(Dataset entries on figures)
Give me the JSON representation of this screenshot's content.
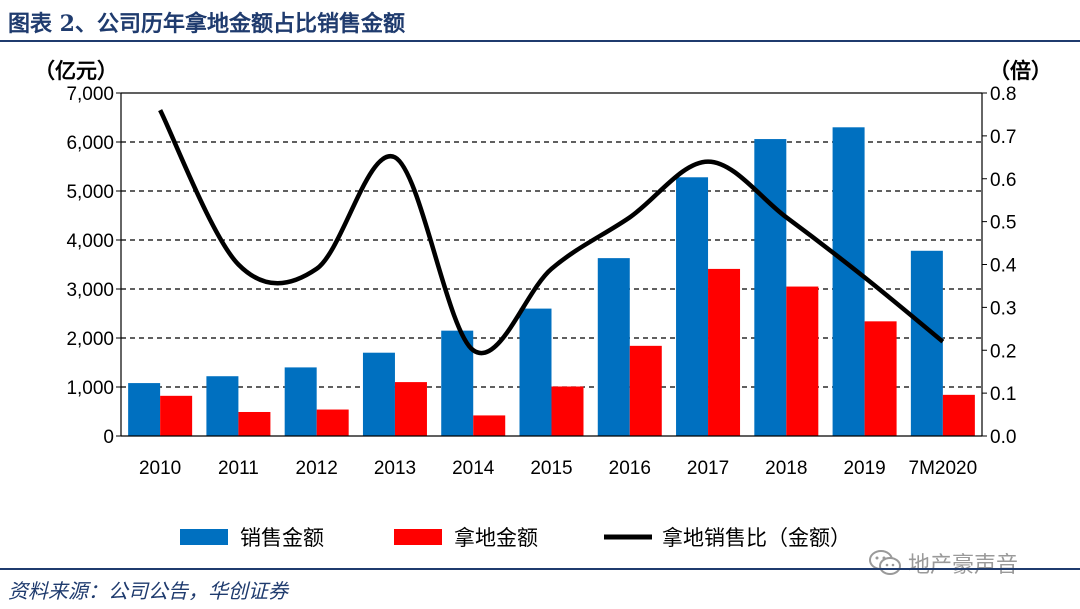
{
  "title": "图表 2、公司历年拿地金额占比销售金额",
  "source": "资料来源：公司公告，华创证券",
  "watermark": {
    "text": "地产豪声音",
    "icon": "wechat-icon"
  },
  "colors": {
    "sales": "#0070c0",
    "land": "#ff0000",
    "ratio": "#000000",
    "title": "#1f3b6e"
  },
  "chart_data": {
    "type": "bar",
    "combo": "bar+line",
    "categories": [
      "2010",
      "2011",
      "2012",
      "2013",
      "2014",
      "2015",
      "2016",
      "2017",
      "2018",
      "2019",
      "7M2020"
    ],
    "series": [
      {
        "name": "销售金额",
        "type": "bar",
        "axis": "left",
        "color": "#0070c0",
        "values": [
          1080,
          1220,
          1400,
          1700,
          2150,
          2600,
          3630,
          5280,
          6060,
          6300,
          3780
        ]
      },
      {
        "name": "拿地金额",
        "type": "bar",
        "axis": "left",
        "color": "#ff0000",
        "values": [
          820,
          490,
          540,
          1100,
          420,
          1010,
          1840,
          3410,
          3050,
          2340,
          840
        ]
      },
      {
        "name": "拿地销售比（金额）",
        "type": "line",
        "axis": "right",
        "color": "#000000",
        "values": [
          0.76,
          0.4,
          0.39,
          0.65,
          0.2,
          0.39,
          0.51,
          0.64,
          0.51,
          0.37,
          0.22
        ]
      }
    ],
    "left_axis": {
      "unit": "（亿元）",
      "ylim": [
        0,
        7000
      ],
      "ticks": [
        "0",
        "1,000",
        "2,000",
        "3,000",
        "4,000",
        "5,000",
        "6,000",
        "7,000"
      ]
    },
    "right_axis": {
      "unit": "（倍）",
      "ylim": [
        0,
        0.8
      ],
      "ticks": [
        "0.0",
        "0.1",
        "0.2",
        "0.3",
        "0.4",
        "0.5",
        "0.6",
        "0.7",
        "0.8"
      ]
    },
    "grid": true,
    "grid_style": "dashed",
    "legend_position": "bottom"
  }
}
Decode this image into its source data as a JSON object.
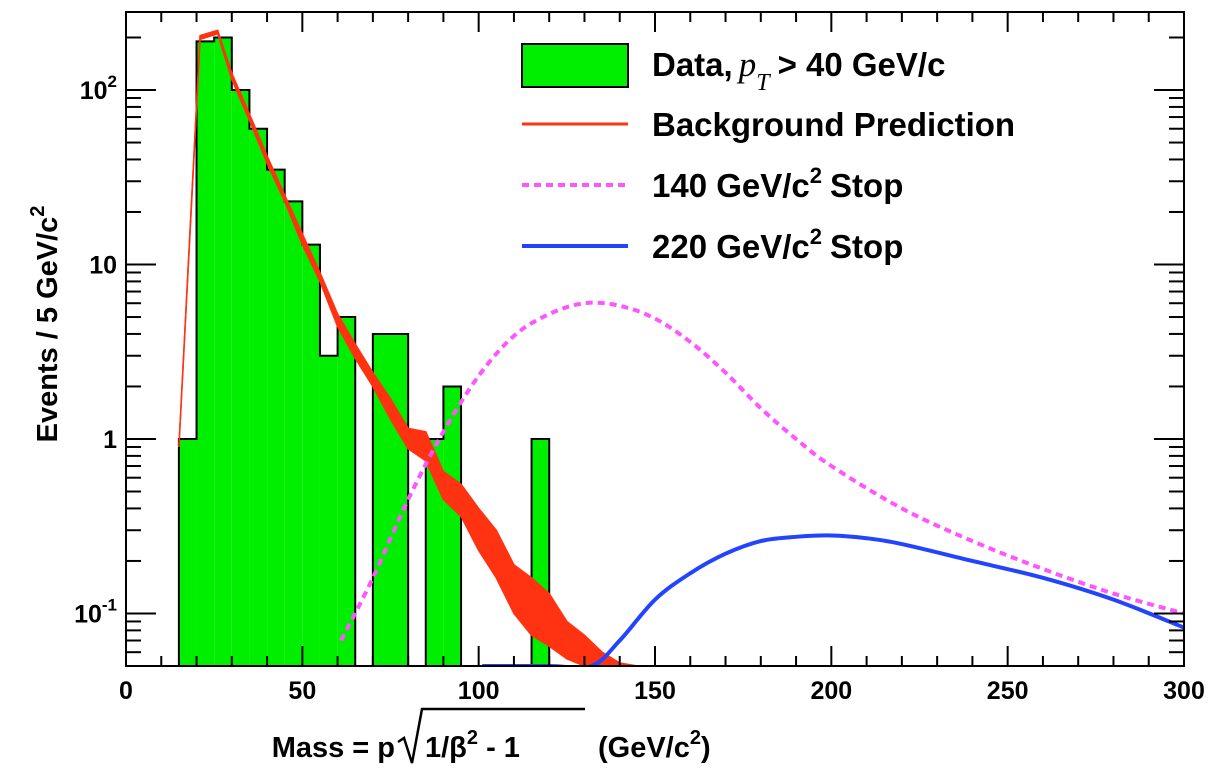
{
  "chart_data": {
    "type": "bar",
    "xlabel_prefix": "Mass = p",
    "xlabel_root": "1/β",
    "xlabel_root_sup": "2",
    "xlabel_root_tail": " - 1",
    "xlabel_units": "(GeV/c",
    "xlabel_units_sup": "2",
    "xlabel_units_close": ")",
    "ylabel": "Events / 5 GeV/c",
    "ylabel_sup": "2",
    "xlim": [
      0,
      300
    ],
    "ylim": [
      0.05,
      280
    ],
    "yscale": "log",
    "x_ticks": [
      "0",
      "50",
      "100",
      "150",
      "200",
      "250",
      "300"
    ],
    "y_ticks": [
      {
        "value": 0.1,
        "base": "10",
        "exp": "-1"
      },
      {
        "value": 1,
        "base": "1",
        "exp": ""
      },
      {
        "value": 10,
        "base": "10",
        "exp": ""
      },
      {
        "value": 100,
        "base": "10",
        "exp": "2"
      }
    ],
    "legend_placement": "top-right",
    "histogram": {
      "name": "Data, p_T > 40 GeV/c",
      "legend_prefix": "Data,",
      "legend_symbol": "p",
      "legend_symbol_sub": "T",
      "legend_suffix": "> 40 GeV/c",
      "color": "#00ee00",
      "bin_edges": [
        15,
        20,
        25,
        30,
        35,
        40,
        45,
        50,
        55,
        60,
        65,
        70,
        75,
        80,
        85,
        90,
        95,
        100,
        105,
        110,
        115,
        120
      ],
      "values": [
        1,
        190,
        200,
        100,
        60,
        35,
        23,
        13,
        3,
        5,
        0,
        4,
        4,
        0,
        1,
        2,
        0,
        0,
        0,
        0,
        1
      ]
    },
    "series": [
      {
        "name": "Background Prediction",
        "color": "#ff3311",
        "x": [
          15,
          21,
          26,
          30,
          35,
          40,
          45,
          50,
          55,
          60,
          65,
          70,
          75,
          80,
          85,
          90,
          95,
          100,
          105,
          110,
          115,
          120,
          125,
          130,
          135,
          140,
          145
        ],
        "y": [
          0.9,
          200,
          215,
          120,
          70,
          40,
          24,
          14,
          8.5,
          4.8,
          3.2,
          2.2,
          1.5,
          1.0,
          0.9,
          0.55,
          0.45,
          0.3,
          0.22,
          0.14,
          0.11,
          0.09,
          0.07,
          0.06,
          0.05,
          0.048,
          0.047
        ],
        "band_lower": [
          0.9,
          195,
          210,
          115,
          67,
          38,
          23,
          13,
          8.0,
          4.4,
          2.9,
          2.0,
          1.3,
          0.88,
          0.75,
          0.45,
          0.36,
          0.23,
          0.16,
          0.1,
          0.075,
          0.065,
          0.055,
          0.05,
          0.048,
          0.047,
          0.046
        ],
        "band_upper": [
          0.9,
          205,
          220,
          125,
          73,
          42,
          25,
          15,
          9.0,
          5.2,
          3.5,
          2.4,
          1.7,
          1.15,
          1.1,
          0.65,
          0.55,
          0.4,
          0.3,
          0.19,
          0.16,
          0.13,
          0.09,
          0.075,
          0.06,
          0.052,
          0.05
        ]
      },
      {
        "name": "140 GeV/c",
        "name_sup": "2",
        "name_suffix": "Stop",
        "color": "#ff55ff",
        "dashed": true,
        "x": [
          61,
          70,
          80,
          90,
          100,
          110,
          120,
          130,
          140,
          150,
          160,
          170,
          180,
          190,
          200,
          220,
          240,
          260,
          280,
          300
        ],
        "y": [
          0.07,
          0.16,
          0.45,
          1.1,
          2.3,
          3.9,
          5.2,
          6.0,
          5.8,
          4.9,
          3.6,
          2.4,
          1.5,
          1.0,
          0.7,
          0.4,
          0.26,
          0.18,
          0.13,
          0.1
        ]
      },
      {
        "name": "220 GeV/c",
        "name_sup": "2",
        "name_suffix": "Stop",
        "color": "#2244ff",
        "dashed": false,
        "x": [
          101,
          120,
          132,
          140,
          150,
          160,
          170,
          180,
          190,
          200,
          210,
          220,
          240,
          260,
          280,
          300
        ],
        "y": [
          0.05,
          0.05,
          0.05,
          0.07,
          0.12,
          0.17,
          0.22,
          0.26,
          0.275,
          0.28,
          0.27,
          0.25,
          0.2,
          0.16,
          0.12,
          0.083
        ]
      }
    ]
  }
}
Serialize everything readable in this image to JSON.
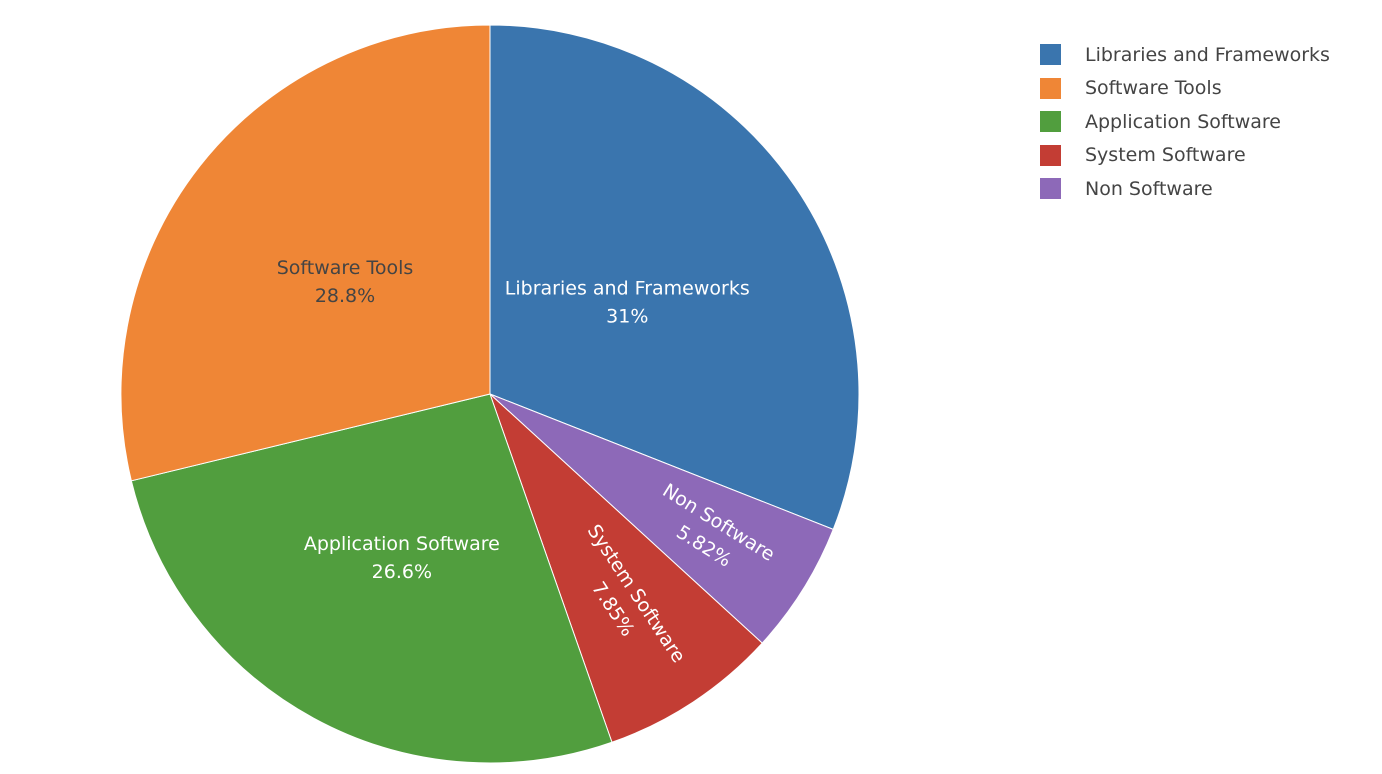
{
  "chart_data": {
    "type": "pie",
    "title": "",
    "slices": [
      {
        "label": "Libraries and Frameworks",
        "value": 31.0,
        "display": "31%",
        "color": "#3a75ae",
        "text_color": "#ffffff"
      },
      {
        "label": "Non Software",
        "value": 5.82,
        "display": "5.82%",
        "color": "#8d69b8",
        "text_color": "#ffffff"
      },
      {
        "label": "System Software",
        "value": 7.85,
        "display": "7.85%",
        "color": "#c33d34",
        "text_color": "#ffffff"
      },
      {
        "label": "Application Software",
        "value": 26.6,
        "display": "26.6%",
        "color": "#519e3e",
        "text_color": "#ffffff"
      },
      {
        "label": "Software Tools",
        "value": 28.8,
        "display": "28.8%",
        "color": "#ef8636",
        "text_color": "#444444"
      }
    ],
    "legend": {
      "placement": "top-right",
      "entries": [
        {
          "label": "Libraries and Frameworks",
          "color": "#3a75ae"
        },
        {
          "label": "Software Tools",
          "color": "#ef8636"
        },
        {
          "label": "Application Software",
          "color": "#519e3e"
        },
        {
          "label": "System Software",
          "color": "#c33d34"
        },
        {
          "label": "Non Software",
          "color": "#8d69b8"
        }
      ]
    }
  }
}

**Request**.
Copy every entry exactly as written. Pictures are excluded.

**Written reply**.
Give me the JSON representation of this screenshot's content.
{
  "title": "图表 2、公司历年拿地金额占比销售金额",
  "source": "资料来源：公司公告，华创证券",
  "watermark": {
    "text": "地产豪声音",
    "icon": "wechat-icon"
  },
  "colors": {
    "sales": "#0070c0",
    "land": "#ff0000",
    "ratio": "#000000",
    "title": "#1f3b6e"
  },
  "chart_data": {
    "type": "bar",
    "combo": "bar+line",
    "categories": [
      "2010",
      "2011",
      "2012",
      "2013",
      "2014",
      "2015",
      "2016",
      "2017",
      "2018",
      "2019",
      "7M2020"
    ],
    "series": [
      {
        "name": "销售金额",
        "type": "bar",
        "axis": "left",
        "color": "#0070c0",
        "values": [
          1080,
          1220,
          1400,
          1700,
          2150,
          2600,
          3630,
          5280,
          6060,
          6300,
          3780
        ]
      },
      {
        "name": "拿地金额",
        "type": "bar",
        "axis": "left",
        "color": "#ff0000",
        "values": [
          820,
          490,
          540,
          1100,
          420,
          1010,
          1840,
          3410,
          3050,
          2340,
          840
        ]
      },
      {
        "name": "拿地销售比（金额）",
        "type": "line",
        "axis": "right",
        "color": "#000000",
        "values": [
          0.76,
          0.4,
          0.39,
          0.65,
          0.2,
          0.39,
          0.51,
          0.64,
          0.51,
          0.37,
          0.22
        ]
      }
    ],
    "left_axis": {
      "unit": "（亿元）",
      "ylim": [
        0,
        7000
      ],
      "ticks": [
        "0",
        "1,000",
        "2,000",
        "3,000",
        "4,000",
        "5,000",
        "6,000",
        "7,000"
      ]
    },
    "right_axis": {
      "unit": "（倍）",
      "ylim": [
        0,
        0.8
      ],
      "ticks": [
        "0.0",
        "0.1",
        "0.2",
        "0.3",
        "0.4",
        "0.5",
        "0.6",
        "0.7",
        "0.8"
      ]
    },
    "grid": true,
    "grid_style": "dashed",
    "legend_position": "bottom"
  }
}
Decode this image into its source data as a JSON object.
{
  "chart_data": {
    "type": "bar",
    "xlabel_prefix": "Mass = p",
    "xlabel_root": "1/β",
    "xlabel_root_sup": "2",
    "xlabel_root_tail": " - 1",
    "xlabel_units": "(GeV/c",
    "xlabel_units_sup": "2",
    "xlabel_units_close": ")",
    "ylabel": "Events / 5 GeV/c",
    "ylabel_sup": "2",
    "xlim": [
      0,
      300
    ],
    "ylim": [
      0.05,
      280
    ],
    "yscale": "log",
    "x_ticks": [
      "0",
      "50",
      "100",
      "150",
      "200",
      "250",
      "300"
    ],
    "y_ticks": [
      {
        "value": 0.1,
        "base": "10",
        "exp": "-1"
      },
      {
        "value": 1,
        "base": "1",
        "exp": ""
      },
      {
        "value": 10,
        "base": "10",
        "exp": ""
      },
      {
        "value": 100,
        "base": "10",
        "exp": "2"
      }
    ],
    "legend_placement": "top-right",
    "histogram": {
      "name": "Data, p_T > 40 GeV/c",
      "legend_prefix": "Data,",
      "legend_symbol": "p",
      "legend_symbol_sub": "T",
      "legend_suffix": "> 40 GeV/c",
      "color": "#00ee00",
      "bin_edges": [
        15,
        20,
        25,
        30,
        35,
        40,
        45,
        50,
        55,
        60,
        65,
        70,
        75,
        80,
        85,
        90,
        95,
        100,
        105,
        110,
        115,
        120
      ],
      "values": [
        1,
        190,
        200,
        100,
        60,
        35,
        23,
        13,
        3,
        5,
        0,
        4,
        4,
        0,
        1,
        2,
        0,
        0,
        0,
        0,
        1
      ]
    },
    "series": [
      {
        "name": "Background Prediction",
        "color": "#ff3311",
        "x": [
          15,
          21,
          26,
          30,
          35,
          40,
          45,
          50,
          55,
          60,
          65,
          70,
          75,
          80,
          85,
          90,
          95,
          100,
          105,
          110,
          115,
          120,
          125,
          130,
          135,
          140,
          145
        ],
        "y": [
          0.9,
          200,
          215,
          120,
          70,
          40,
          24,
          14,
          8.5,
          4.8,
          3.2,
          2.2,
          1.5,
          1.0,
          0.9,
          0.55,
          0.45,
          0.3,
          0.22,
          0.14,
          0.11,
          0.09,
          0.07,
          0.06,
          0.05,
          0.048,
          0.047
        ],
        "band_lower": [
          0.9,
          195,
          210,
          115,
          67,
          38,
          23,
          13,
          8.0,
          4.4,
          2.9,
          2.0,
          1.3,
          0.88,
          0.75,
          0.45,
          0.36,
          0.23,
          0.16,
          0.1,
          0.075,
          0.065,
          0.055,
          0.05,
          0.048,
          0.047,
          0.046
        ],
        "band_upper": [
          0.9,
          205,
          220,
          125,
          73,
          42,
          25,
          15,
          9.0,
          5.2,
          3.5,
          2.4,
          1.7,
          1.15,
          1.1,
          0.65,
          0.55,
          0.4,
          0.3,
          0.19,
          0.16,
          0.13,
          0.09,
          0.075,
          0.06,
          0.052,
          0.05
        ]
      },
      {
        "name": "140 GeV/c",
        "name_sup": "2",
        "name_suffix": "Stop",
        "color": "#ff55ff",
        "dashed": true,
        "x": [
          61,
          70,
          80,
          90,
          100,
          110,
          120,
          130,
          140,
          150,
          160,
          170,
          180,
          190,
          200,
          220,
          240,
          260,
          280,
          300
        ],
        "y": [
          0.07,
          0.16,
          0.45,
          1.1,
          2.3,
          3.9,
          5.2,
          6.0,
          5.8,
          4.9,
          3.6,
          2.4,
          1.5,
          1.0,
          0.7,
          0.4,
          0.26,
          0.18,
          0.13,
          0.1
        ]
      },
      {
        "name": "220 GeV/c",
        "name_sup": "2",
        "name_suffix": "Stop",
        "color": "#2244ff",
        "dashed": false,
        "x": [
          101,
          120,
          132,
          140,
          150,
          160,
          170,
          180,
          190,
          200,
          210,
          220,
          240,
          260,
          280,
          300
        ],
        "y": [
          0.05,
          0.05,
          0.05,
          0.07,
          0.12,
          0.17,
          0.22,
          0.26,
          0.275,
          0.28,
          0.27,
          0.25,
          0.2,
          0.16,
          0.12,
          0.083
        ]
      }
    ]
  }
}
Serialize everything readable in this image to JSON.
{
  "chart_data": {
    "type": "pie",
    "title": "",
    "slices": [
      {
        "label": "Libraries and Frameworks",
        "value": 31.0,
        "display": "31%",
        "color": "#3a75ae",
        "text_color": "#ffffff"
      },
      {
        "label": "Non Software",
        "value": 5.82,
        "display": "5.82%",
        "color": "#8d69b8",
        "text_color": "#ffffff"
      },
      {
        "label": "System Software",
        "value": 7.85,
        "display": "7.85%",
        "color": "#c33d34",
        "text_color": "#ffffff"
      },
      {
        "label": "Application Software",
        "value": 26.6,
        "display": "26.6%",
        "color": "#519e3e",
        "text_color": "#ffffff"
      },
      {
        "label": "Software Tools",
        "value": 28.8,
        "display": "28.8%",
        "color": "#ef8636",
        "text_color": "#444444"
      }
    ],
    "legend": {
      "placement": "top-right",
      "entries": [
        {
          "label": "Libraries and Frameworks",
          "color": "#3a75ae"
        },
        {
          "label": "Software Tools",
          "color": "#ef8636"
        },
        {
          "label": "Application Software",
          "color": "#519e3e"
        },
        {
          "label": "System Software",
          "color": "#c33d34"
        },
        {
          "label": "Non Software",
          "color": "#8d69b8"
        }
      ]
    }
  }
}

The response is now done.